▸ **Request**
Using the material that follows, identify and copy each line with the string "erschrecken".

▸ **Data extract**
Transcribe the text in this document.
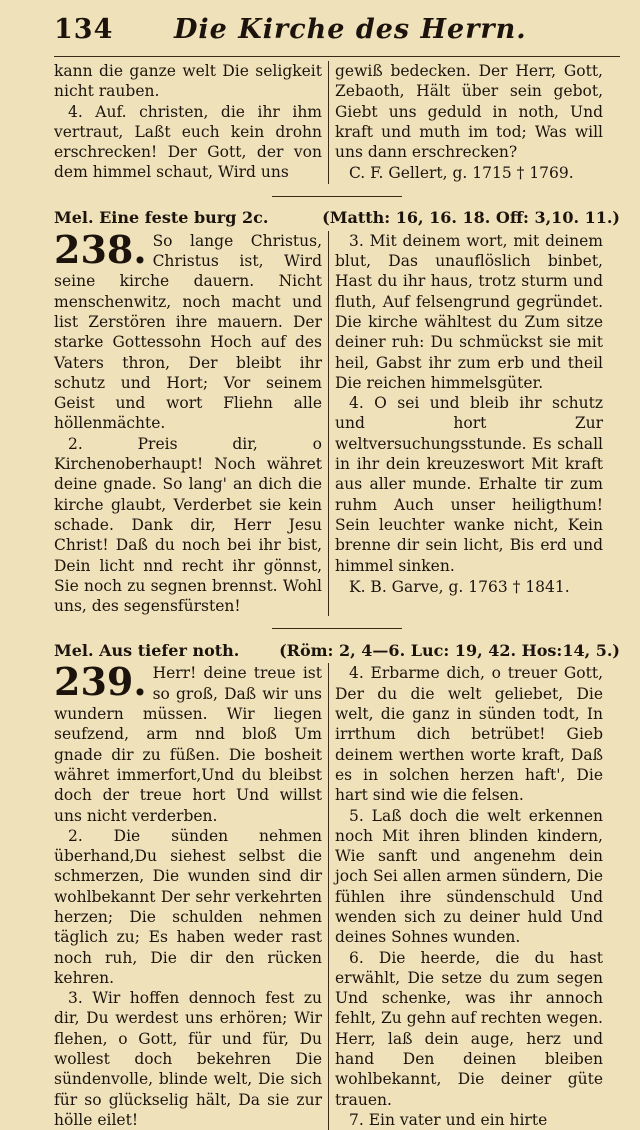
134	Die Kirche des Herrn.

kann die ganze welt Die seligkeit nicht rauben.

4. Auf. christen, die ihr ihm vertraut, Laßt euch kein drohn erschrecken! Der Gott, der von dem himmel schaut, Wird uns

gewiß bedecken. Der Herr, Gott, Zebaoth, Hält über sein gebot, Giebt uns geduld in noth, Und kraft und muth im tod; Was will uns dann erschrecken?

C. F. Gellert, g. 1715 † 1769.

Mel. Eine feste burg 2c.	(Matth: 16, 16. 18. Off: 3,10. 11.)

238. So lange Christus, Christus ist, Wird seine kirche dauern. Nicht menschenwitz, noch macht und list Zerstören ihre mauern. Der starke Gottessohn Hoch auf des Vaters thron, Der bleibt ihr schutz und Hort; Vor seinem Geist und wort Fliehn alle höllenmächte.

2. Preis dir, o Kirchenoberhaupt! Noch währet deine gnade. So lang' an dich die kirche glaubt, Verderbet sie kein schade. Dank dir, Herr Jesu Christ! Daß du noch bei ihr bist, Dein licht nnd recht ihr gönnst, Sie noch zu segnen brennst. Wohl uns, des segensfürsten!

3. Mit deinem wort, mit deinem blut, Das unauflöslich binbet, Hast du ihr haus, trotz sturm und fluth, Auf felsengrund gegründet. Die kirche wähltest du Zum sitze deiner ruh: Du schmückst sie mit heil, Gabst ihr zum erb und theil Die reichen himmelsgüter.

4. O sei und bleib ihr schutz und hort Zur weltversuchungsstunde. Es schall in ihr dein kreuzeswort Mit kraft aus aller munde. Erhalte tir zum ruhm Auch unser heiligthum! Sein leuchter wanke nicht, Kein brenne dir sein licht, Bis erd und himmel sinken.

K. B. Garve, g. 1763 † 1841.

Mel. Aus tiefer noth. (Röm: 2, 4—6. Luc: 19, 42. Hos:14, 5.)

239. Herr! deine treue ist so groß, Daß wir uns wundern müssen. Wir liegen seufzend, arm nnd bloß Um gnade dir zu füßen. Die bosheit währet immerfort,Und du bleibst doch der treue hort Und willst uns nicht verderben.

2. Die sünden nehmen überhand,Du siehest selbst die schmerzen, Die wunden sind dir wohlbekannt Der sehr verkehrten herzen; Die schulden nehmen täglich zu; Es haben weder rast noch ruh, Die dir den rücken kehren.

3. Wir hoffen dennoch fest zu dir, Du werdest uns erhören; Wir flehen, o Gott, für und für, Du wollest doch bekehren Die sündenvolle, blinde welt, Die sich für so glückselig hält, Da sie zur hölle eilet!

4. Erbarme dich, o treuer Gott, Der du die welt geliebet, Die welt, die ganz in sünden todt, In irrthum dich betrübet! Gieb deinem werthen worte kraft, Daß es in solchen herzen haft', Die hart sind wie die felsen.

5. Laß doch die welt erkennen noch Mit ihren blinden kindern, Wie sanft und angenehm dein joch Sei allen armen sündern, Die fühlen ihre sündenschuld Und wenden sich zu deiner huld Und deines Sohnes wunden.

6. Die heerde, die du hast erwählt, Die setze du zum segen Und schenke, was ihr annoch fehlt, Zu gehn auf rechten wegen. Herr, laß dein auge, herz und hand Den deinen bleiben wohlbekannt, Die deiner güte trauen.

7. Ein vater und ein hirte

▸ **Complete answer**
4. Auf. christen, die ihr ihm vertraut, Laßt euch kein drohn erschrecken! Der Gott, der von dem himmel schaut, Wird uns
gewiß bedecken. Der Herr, Gott, Zebaoth, Hält über sein gebot, Giebt uns geduld in noth, Und kraft und muth im tod; Was will uns dann erschrecken?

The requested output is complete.